Exercise aim: The records underneath are to be repeated exactly, with the pictures left out.

Provided records:
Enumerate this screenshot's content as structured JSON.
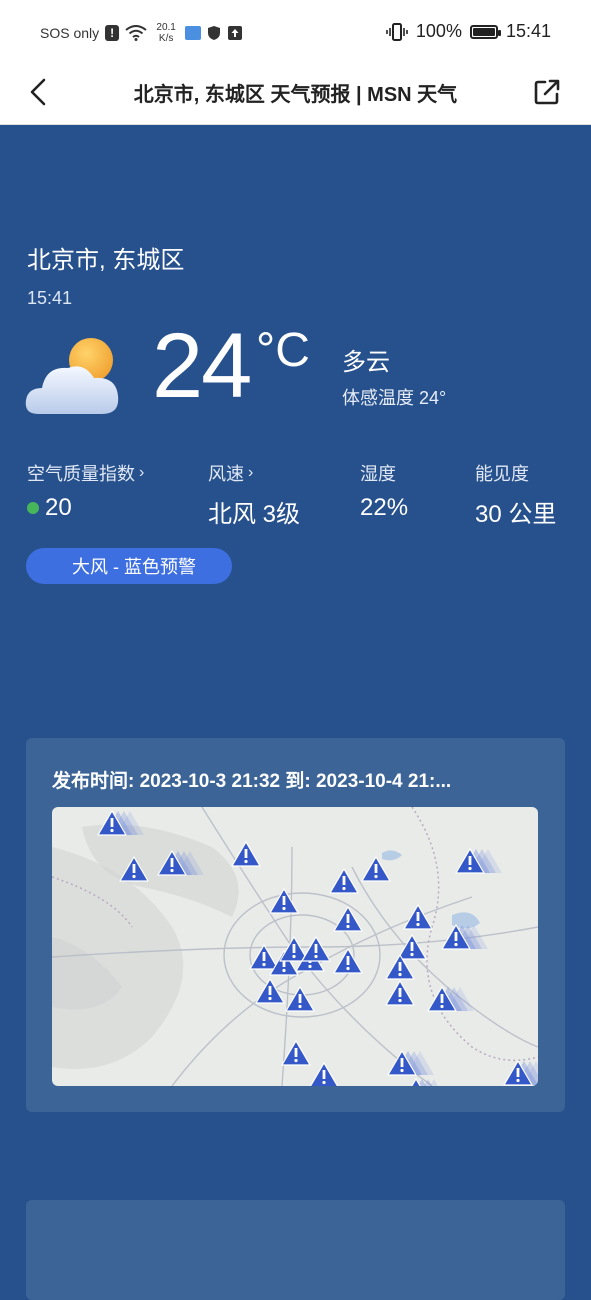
{
  "status_bar": {
    "carrier": "SOS only",
    "net_speed_value": "20.1",
    "net_speed_unit": "K/s",
    "battery": "100%",
    "battery_level": 1.0,
    "time": "15:41"
  },
  "header": {
    "title": "北京市, 东城区 天气预报 | MSN 天气"
  },
  "weather": {
    "location": "北京市, 东城区",
    "time": "15:41",
    "temperature": "24",
    "unit": "°C",
    "condition": "多云",
    "feels_like": "体感温度 24°",
    "icon": "partly-cloudy-icon"
  },
  "metrics": {
    "aqi": {
      "label": "空气质量指数",
      "value": "20",
      "dot_color": "#47b65a"
    },
    "wind": {
      "label": "风速",
      "value": "北风 3级"
    },
    "humidity": {
      "label": "湿度",
      "value": "22%"
    },
    "visibility": {
      "label": "能见度",
      "value": "30 公里"
    }
  },
  "alert": {
    "label": "大风 - 蓝色预警",
    "color": "#3e6fe0"
  },
  "alert_card": {
    "title": "发布时间: 2023-10-3 21:32 到: 2023-10-4 21:..."
  },
  "colors": {
    "background": "#27518d",
    "card": "#3c6497",
    "warning_icon": "#3558c9"
  }
}
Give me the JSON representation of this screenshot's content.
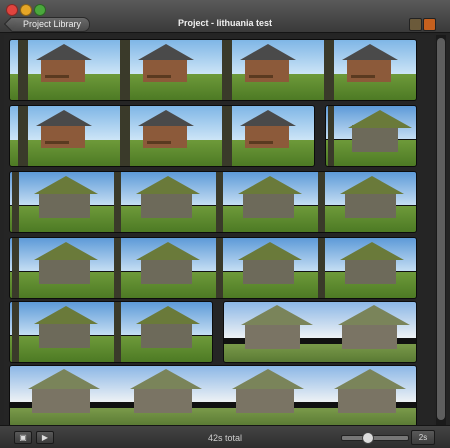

Exercise result:
Enumerate this screenshot's content as structured JSON.
{
  "status_bar": {
    "carrier": "SOS only",
    "net_speed_value": "20.1",
    "net_speed_unit": "K/s",
    "battery": "100%",
    "battery_level": 1.0,
    "time": "15:41"
  },
  "header": {
    "title": "北京市, 东城区 天气预报 | MSN 天气"
  },
  "weather": {
    "location": "北京市, 东城区",
    "time": "15:41",
    "temperature": "24",
    "unit": "°C",
    "condition": "多云",
    "feels_like": "体感温度 24°",
    "icon": "partly-cloudy-icon"
  },
  "metrics": {
    "aqi": {
      "label": "空气质量指数",
      "value": "20",
      "dot_color": "#47b65a"
    },
    "wind": {
      "label": "风速",
      "value": "北风 3级"
    },
    "humidity": {
      "label": "湿度",
      "value": "22%"
    },
    "visibility": {
      "label": "能见度",
      "value": "30 公里"
    }
  },
  "alert": {
    "label": "大风 - 蓝色预警",
    "color": "#3e6fe0"
  },
  "alert_card": {
    "title": "发布时间: 2023-10-3 21:32 到: 2023-10-4 21:..."
  },
  "colors": {
    "background": "#27518d",
    "card": "#3c6497",
    "warning_icon": "#3558c9"
  }
}
Give me the JSON representation of this screenshot's content.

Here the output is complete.